### EXTRACTED RECORDS
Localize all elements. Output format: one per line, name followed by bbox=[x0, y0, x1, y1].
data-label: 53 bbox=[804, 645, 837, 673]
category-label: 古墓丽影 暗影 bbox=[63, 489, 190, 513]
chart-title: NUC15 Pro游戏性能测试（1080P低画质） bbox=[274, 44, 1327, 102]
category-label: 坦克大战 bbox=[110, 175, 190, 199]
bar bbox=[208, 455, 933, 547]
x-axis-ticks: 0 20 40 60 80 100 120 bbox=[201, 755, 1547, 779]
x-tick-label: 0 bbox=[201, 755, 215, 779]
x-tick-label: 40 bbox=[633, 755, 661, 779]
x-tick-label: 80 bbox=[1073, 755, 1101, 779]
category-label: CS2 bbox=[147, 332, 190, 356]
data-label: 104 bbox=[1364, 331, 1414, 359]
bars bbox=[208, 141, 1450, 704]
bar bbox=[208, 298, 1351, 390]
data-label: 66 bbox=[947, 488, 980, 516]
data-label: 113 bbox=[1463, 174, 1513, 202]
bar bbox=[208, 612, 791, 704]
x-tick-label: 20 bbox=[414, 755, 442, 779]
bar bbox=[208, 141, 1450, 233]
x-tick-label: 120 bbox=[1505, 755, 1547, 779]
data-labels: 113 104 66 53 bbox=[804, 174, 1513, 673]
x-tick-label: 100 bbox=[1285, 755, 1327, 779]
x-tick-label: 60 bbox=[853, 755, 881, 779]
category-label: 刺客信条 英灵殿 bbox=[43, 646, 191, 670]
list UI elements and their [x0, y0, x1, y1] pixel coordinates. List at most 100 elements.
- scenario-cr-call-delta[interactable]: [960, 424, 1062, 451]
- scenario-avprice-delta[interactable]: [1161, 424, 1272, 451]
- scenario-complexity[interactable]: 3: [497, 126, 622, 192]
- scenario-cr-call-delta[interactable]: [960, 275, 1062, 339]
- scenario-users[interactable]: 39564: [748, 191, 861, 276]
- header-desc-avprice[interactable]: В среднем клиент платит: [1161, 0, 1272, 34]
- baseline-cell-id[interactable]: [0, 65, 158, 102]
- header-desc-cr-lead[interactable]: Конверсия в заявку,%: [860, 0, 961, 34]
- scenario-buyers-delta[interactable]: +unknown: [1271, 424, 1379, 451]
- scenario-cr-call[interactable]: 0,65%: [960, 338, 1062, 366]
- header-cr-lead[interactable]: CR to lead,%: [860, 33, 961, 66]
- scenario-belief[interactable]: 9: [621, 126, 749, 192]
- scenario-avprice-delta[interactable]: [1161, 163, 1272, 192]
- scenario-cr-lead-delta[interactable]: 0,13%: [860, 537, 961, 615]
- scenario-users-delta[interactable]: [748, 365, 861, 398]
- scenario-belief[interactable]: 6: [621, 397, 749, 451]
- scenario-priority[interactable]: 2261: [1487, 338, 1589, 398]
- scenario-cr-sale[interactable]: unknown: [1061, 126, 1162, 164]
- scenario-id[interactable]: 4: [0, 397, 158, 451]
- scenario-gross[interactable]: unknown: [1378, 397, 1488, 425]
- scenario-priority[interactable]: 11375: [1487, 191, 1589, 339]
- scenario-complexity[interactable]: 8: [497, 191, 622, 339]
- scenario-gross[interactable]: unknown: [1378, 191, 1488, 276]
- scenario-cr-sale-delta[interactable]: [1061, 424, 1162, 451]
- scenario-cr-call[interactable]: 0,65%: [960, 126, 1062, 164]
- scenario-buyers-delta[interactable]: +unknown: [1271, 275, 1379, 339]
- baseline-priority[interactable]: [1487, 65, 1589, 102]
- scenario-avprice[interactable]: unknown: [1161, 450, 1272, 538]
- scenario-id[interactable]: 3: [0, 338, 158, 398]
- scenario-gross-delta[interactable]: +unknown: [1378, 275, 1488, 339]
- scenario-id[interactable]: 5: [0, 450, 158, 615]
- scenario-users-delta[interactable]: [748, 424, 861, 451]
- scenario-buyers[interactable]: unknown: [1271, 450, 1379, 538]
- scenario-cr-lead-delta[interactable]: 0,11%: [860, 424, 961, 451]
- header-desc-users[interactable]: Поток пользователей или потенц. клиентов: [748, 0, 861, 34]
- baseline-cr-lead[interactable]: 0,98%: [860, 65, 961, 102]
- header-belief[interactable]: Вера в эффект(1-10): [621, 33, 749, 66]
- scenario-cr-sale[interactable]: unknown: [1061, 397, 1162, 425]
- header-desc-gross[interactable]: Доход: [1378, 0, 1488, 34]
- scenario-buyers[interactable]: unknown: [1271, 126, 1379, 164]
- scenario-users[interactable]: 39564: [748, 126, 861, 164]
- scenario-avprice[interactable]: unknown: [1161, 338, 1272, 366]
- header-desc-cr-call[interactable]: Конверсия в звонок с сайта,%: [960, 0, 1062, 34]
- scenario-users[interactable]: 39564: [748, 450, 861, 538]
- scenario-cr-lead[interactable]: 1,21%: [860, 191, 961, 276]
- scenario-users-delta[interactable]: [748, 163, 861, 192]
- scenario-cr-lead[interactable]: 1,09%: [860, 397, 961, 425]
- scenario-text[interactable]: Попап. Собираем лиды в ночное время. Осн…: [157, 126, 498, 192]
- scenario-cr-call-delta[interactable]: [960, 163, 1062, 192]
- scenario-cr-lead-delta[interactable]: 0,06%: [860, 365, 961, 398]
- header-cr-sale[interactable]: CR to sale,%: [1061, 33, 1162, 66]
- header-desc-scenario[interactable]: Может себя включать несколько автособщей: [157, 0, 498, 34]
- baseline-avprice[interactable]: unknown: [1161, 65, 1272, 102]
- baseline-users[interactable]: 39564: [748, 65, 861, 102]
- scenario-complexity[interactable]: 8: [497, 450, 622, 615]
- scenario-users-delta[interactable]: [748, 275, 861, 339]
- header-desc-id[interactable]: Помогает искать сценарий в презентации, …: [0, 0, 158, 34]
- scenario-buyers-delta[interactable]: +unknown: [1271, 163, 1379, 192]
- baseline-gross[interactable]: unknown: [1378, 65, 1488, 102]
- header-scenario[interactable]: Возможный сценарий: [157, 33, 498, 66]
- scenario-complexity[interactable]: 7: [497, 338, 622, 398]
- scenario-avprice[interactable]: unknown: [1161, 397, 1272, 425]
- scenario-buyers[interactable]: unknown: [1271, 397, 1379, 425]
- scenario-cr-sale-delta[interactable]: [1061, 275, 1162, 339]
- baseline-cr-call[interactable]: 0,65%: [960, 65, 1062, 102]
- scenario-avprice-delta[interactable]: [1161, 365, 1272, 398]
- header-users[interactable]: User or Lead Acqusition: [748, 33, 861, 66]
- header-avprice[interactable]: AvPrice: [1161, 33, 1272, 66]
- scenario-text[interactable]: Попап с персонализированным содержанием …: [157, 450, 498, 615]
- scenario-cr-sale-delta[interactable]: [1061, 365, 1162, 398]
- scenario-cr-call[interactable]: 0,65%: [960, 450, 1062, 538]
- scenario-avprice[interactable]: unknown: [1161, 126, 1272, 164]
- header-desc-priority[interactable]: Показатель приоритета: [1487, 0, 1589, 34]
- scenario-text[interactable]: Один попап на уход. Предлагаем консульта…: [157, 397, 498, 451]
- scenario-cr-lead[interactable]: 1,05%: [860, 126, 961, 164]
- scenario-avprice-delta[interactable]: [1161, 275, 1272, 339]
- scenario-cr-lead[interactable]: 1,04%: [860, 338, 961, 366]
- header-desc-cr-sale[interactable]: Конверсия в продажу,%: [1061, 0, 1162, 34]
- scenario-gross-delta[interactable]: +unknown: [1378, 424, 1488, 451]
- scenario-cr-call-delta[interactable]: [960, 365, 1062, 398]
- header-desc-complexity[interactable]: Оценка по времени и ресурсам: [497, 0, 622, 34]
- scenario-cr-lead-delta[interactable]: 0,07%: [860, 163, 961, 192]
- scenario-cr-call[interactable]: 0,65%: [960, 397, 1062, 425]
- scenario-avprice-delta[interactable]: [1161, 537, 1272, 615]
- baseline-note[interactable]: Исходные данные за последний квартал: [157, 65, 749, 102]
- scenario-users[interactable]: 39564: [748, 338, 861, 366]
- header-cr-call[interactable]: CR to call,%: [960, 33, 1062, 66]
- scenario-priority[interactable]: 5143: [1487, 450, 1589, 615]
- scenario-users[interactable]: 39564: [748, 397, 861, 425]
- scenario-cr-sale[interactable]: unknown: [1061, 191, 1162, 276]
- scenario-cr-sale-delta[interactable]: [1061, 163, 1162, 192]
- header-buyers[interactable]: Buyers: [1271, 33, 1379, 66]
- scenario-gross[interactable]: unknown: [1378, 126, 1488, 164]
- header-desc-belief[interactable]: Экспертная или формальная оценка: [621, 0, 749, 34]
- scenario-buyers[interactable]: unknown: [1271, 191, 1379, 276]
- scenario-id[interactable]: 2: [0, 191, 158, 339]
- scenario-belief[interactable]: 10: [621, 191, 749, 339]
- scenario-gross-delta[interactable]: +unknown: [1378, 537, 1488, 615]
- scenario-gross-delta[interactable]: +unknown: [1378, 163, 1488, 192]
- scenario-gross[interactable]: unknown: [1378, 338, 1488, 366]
######
SET EXERCISE
Reproduce verbatim everything from the beginning of the data down to the line containing "category-label: CS2 bbox=[147, 332, 190, 356]", including that line.

FINAL ANSWER
Localize all elements. Output format: one per line, name followed by bbox=[x0, y0, x1, y1].
data-label: 53 bbox=[804, 645, 837, 673]
category-label: 古墓丽影 暗影 bbox=[63, 489, 190, 513]
chart-title: NUC15 Pro游戏性能测试（1080P低画质） bbox=[274, 44, 1327, 102]
category-label: 坦克大战 bbox=[110, 175, 190, 199]
bar bbox=[208, 455, 933, 547]
x-axis-ticks: 0 20 40 60 80 100 120 bbox=[201, 755, 1547, 779]
x-tick-label: 0 bbox=[201, 755, 215, 779]
x-tick-label: 40 bbox=[633, 755, 661, 779]
x-tick-label: 80 bbox=[1073, 755, 1101, 779]
category-label: CS2 bbox=[147, 332, 190, 356]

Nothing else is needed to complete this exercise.